> Written exercise: Repeat the material verbatim. Images are excluded from the copy.

** BEGIN Supplied records **

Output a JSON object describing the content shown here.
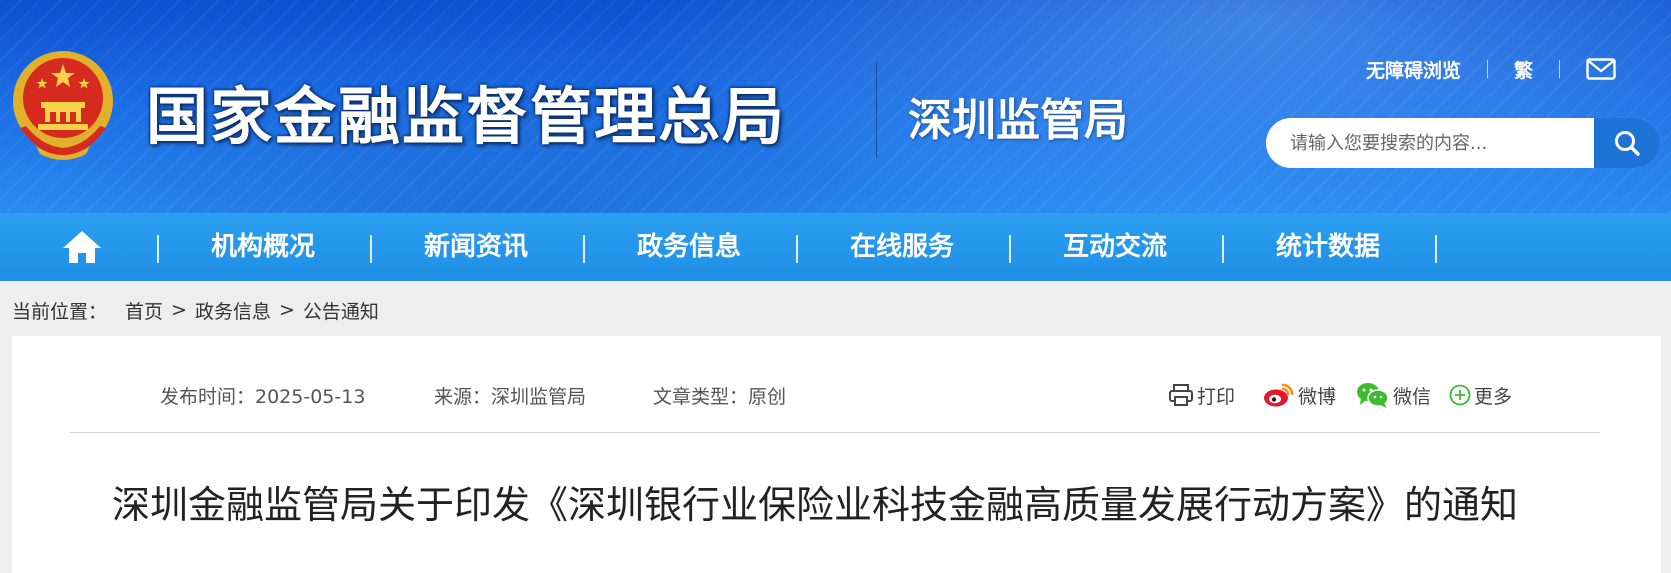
{
  "header": {
    "site_title": "国家金融监督管理总局",
    "sub_title": "深圳监管局",
    "links": {
      "accessibility": "无障碍浏览",
      "traditional": "繁"
    },
    "search": {
      "placeholder": "请输入您要搜索的内容..."
    },
    "colors": {
      "primary": "#1a6be3",
      "nav": "#2196ea"
    }
  },
  "nav": {
    "items": [
      "机构概况",
      "新闻资讯",
      "政务信息",
      "在线服务",
      "互动交流",
      "统计数据"
    ]
  },
  "breadcrumb": {
    "label": "当前位置：",
    "items": [
      "首页",
      "政务信息",
      "公告通知"
    ],
    "separator": ">"
  },
  "article": {
    "publish_time": "发布时间：2025-05-13",
    "source": "来源：深圳监管局",
    "type": "文章类型：原创",
    "share": {
      "print": "打印",
      "weibo": "微博",
      "wechat": "微信",
      "more": "更多"
    },
    "title": "深圳金融监管局关于印发《深圳银行业保险业科技金融高质量发展行动方案》的通知"
  },
  "icons": [
    "national-emblem-icon",
    "mail-icon",
    "search-icon",
    "home-icon",
    "print-icon",
    "weibo-icon",
    "wechat-icon",
    "plus-circle-icon"
  ]
}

** END Supplied records **

> Result for this exercise:
Output a JSON object describing the content shown here.
{
  "header": {
    "site_title": "国家金融监督管理总局",
    "sub_title": "深圳监管局",
    "links": {
      "accessibility": "无障碍浏览",
      "traditional": "繁"
    },
    "search": {
      "placeholder": "请输入您要搜索的内容..."
    },
    "colors": {
      "primary": "#1a6be3",
      "nav": "#2196ea"
    }
  },
  "nav": {
    "items": [
      "机构概况",
      "新闻资讯",
      "政务信息",
      "在线服务",
      "互动交流",
      "统计数据"
    ]
  },
  "breadcrumb": {
    "label": "当前位置：",
    "items": [
      "首页",
      "政务信息",
      "公告通知"
    ],
    "separator": ">"
  },
  "article": {
    "publish_time": "发布时间：2025-05-13",
    "source": "来源：深圳监管局",
    "type": "文章类型：原创",
    "share": {
      "print": "打印",
      "weibo": "微博",
      "wechat": "微信",
      "more": "更多"
    },
    "title": "深圳金融监管局关于印发《深圳银行业保险业科技金融高质量发展行动方案》的通知"
  },
  "icons": [
    "national-emblem-icon",
    "mail-icon",
    "search-icon",
    "home-icon",
    "print-icon",
    "weibo-icon",
    "wechat-icon",
    "plus-circle-icon"
  ]
}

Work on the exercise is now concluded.